* **Task input**
##########
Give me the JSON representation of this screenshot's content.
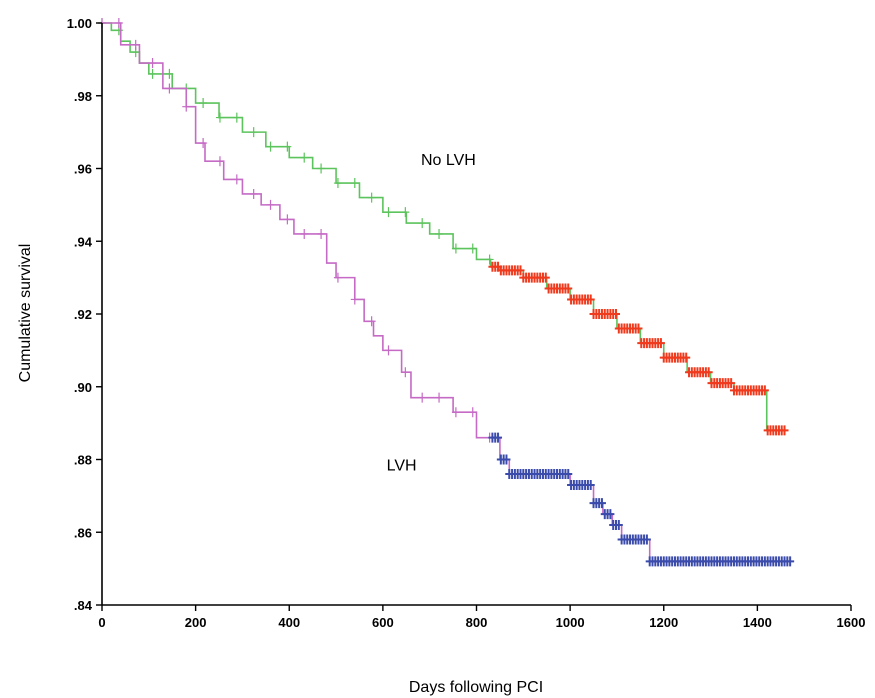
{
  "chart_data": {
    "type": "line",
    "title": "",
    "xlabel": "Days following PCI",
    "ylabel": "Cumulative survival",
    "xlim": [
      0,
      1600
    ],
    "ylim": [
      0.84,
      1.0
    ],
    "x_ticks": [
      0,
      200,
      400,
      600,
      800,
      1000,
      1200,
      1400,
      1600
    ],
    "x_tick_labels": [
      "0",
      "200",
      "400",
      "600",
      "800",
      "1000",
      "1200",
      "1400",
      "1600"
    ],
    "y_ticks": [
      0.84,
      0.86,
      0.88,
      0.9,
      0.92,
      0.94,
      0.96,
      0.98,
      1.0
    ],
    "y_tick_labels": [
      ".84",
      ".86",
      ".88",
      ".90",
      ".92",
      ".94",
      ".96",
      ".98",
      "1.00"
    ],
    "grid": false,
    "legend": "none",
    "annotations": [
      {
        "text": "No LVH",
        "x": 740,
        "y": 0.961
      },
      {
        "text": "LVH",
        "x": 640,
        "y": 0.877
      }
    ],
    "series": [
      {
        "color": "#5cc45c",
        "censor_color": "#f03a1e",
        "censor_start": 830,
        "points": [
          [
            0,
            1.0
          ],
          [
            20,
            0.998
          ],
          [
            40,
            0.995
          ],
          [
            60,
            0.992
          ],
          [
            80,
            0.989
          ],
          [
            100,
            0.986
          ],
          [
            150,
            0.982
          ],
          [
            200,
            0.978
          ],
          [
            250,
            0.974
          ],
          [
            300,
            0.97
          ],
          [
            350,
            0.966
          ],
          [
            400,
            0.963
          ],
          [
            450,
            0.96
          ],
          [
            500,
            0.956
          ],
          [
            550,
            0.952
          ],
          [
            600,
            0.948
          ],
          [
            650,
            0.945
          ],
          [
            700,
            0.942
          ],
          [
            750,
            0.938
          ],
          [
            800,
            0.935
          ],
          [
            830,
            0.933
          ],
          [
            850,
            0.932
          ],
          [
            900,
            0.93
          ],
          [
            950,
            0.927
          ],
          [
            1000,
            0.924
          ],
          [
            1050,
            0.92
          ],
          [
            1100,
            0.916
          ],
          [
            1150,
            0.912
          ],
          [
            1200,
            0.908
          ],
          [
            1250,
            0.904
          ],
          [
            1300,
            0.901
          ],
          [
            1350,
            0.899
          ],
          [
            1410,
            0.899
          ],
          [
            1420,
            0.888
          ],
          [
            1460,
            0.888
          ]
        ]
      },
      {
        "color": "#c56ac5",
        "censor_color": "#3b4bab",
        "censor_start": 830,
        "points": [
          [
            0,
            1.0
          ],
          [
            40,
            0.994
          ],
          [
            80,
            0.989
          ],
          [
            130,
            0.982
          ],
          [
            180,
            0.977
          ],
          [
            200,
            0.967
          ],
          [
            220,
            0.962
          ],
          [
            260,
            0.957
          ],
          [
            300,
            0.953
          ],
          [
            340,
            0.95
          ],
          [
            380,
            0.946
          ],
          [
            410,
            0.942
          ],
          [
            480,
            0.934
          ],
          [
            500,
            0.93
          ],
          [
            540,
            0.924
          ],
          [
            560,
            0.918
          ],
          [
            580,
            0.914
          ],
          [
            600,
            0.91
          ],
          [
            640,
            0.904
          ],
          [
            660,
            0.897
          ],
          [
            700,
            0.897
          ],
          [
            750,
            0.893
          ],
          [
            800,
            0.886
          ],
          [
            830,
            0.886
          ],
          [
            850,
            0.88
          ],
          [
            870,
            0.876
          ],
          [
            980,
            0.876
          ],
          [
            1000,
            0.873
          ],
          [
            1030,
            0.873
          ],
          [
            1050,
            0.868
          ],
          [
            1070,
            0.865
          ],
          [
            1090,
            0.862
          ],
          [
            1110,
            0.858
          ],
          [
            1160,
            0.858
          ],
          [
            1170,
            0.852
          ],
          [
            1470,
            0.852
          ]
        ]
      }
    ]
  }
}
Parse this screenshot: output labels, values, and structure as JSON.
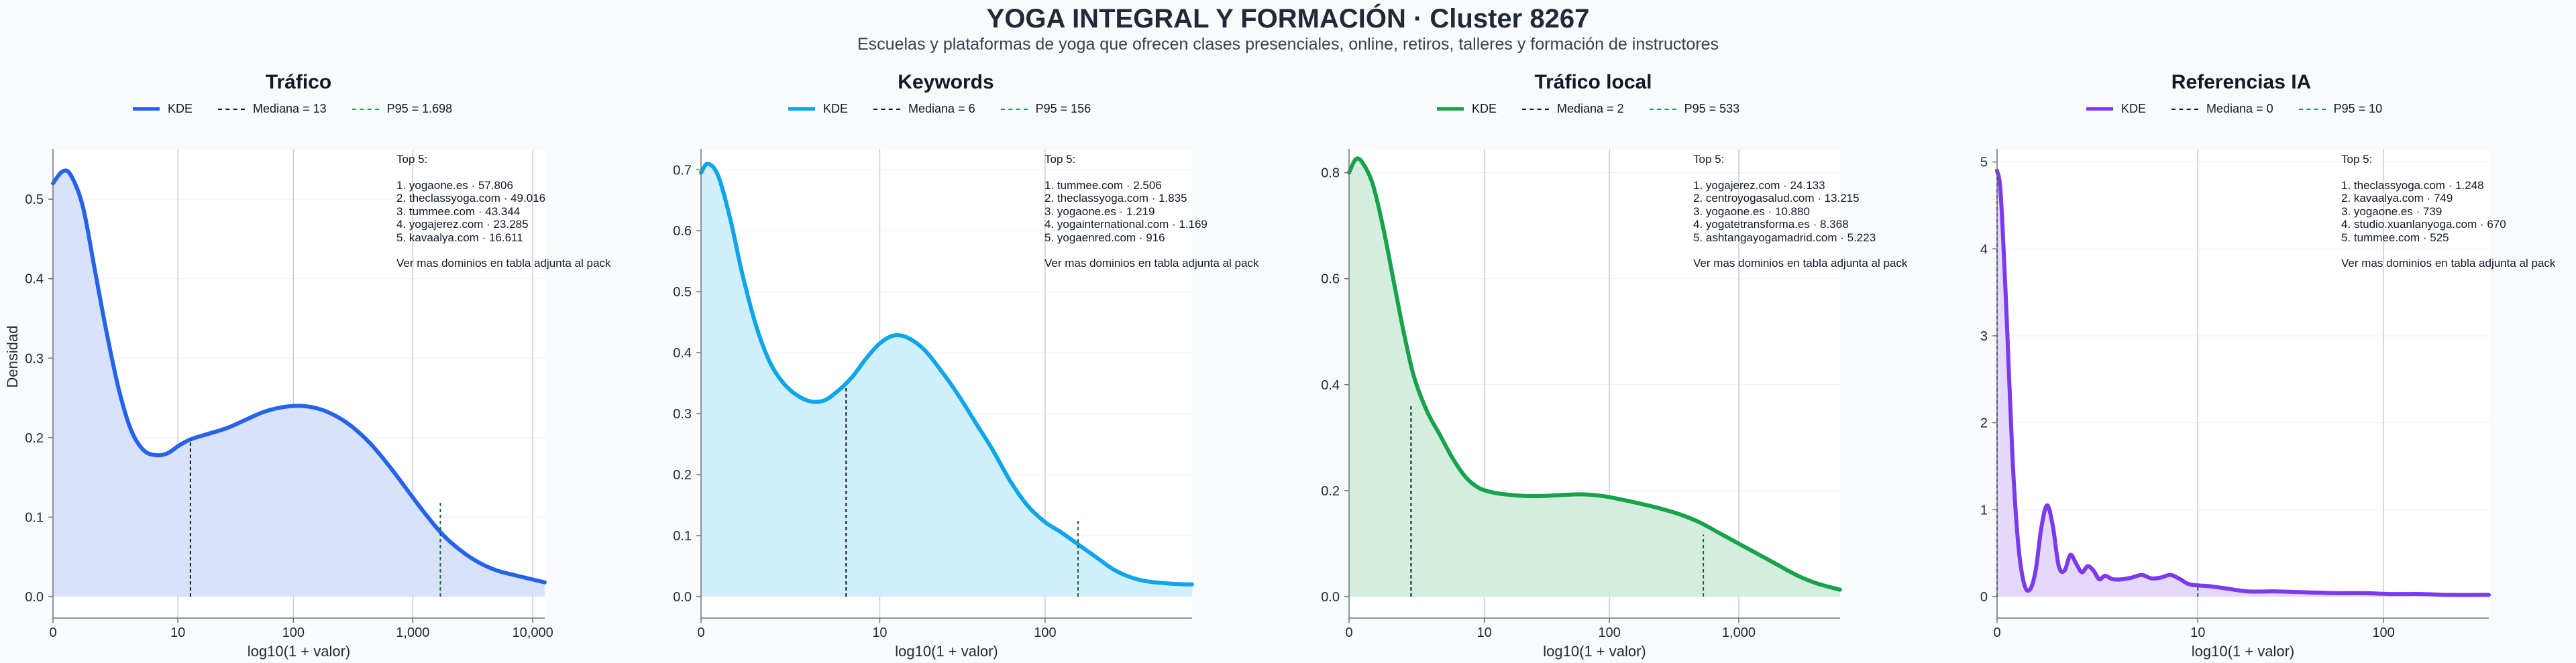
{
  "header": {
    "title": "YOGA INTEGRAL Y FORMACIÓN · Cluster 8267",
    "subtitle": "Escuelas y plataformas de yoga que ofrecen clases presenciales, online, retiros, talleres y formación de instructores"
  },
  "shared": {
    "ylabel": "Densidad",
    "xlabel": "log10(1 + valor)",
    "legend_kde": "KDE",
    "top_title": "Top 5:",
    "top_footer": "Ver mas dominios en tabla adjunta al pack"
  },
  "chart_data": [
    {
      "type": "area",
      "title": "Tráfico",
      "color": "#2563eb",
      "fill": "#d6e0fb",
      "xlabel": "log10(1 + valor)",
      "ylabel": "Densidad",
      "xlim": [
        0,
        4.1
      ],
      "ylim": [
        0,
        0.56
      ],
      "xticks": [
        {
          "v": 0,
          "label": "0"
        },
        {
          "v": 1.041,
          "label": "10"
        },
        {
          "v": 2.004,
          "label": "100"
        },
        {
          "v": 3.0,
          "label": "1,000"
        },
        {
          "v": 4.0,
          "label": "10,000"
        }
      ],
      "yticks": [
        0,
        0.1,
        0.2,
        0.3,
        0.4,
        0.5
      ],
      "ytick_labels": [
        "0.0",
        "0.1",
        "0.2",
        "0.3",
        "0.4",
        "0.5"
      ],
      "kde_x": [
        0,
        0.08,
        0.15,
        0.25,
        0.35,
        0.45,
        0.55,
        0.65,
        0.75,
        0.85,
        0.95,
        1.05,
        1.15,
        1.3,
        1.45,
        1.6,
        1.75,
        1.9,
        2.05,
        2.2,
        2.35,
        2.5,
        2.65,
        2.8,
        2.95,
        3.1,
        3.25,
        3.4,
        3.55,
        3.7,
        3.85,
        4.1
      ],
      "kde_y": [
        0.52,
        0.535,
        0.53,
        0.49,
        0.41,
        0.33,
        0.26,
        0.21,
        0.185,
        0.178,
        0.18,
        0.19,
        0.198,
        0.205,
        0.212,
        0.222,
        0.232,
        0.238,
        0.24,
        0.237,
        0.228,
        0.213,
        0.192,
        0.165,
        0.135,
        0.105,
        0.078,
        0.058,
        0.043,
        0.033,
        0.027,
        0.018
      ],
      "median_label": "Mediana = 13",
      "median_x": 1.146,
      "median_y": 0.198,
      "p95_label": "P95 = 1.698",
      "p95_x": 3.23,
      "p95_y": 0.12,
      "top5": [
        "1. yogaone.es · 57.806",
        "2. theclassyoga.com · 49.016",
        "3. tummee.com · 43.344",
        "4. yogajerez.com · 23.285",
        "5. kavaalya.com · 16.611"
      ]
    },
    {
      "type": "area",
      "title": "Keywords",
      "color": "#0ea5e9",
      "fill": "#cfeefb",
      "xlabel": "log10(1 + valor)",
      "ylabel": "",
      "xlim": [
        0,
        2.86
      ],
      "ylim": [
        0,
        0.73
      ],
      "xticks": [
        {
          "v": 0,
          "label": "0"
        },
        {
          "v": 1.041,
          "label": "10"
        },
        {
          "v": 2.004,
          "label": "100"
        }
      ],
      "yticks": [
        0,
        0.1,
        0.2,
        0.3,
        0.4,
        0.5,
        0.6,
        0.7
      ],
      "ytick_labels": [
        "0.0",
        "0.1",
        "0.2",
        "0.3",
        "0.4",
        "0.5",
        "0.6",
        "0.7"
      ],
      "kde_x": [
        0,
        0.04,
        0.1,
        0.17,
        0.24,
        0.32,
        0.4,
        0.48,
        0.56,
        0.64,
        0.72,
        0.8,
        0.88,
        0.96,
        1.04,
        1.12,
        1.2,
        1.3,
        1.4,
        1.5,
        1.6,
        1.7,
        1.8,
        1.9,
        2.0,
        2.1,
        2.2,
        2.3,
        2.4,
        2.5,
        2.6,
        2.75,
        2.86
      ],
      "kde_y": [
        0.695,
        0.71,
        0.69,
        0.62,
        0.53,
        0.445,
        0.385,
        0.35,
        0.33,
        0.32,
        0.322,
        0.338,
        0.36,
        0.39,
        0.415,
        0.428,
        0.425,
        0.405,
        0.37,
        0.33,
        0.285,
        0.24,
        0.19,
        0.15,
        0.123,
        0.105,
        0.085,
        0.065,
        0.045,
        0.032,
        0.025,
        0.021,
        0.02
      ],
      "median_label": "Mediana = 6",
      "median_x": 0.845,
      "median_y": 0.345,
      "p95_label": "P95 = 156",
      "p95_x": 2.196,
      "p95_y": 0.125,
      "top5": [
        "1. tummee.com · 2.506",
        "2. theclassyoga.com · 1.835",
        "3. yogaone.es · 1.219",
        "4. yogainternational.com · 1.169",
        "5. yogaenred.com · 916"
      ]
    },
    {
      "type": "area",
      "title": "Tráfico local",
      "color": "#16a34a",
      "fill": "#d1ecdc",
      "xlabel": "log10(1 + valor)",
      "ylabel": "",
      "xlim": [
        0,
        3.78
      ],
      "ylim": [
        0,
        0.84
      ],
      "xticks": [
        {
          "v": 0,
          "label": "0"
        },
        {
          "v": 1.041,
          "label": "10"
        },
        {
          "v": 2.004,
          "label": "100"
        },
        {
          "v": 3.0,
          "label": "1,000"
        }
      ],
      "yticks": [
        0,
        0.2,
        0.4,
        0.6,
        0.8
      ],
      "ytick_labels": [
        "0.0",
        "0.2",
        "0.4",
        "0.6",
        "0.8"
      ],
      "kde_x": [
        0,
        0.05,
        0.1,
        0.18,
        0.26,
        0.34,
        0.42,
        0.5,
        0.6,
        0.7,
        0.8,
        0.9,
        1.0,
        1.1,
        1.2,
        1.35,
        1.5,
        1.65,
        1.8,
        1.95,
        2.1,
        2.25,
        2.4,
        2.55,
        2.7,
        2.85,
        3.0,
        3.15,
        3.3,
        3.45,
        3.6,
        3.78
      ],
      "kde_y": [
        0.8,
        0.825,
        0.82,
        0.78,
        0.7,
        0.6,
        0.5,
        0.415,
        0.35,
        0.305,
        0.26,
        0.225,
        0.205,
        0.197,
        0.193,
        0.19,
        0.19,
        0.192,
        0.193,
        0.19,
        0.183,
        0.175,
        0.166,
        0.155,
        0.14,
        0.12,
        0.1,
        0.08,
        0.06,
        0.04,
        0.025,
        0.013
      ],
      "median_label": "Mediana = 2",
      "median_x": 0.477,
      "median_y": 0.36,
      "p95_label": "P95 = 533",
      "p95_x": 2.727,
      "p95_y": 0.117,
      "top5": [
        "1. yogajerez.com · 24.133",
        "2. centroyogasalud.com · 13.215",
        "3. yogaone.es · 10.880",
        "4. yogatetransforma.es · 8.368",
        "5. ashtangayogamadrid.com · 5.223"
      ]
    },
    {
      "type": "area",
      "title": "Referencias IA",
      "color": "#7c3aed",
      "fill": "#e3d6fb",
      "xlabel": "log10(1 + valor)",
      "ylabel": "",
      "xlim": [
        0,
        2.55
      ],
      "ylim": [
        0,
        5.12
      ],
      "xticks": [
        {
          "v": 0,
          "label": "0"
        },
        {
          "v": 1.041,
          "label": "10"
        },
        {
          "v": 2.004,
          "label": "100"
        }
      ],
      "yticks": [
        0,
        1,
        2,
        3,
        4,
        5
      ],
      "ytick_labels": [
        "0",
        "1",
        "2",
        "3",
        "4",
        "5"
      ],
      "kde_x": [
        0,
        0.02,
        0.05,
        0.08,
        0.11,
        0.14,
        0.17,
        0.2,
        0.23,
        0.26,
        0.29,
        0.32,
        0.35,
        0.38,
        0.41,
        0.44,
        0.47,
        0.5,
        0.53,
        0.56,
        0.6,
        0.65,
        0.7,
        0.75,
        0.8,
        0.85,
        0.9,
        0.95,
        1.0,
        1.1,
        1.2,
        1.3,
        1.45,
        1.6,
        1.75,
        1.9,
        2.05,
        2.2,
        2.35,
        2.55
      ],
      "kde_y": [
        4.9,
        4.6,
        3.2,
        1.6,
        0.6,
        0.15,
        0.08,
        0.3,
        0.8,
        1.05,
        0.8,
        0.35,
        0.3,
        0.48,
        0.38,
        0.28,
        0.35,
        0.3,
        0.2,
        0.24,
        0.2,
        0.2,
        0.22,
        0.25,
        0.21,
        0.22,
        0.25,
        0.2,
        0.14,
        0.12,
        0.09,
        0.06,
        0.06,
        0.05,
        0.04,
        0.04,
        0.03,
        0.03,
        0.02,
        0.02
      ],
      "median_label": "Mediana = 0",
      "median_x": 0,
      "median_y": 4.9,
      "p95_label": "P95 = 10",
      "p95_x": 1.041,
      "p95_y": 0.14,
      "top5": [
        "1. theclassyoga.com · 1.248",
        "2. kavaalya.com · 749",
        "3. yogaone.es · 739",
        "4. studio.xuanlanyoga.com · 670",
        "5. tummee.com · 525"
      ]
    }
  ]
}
##########
* **The problem**
Pull out every line in the material above where "tummee" occurs.

* **Final result**
        "3. tummee.com · 43.344",
        "1. tummee.com · 2.506",
        "5. tummee.com · 525"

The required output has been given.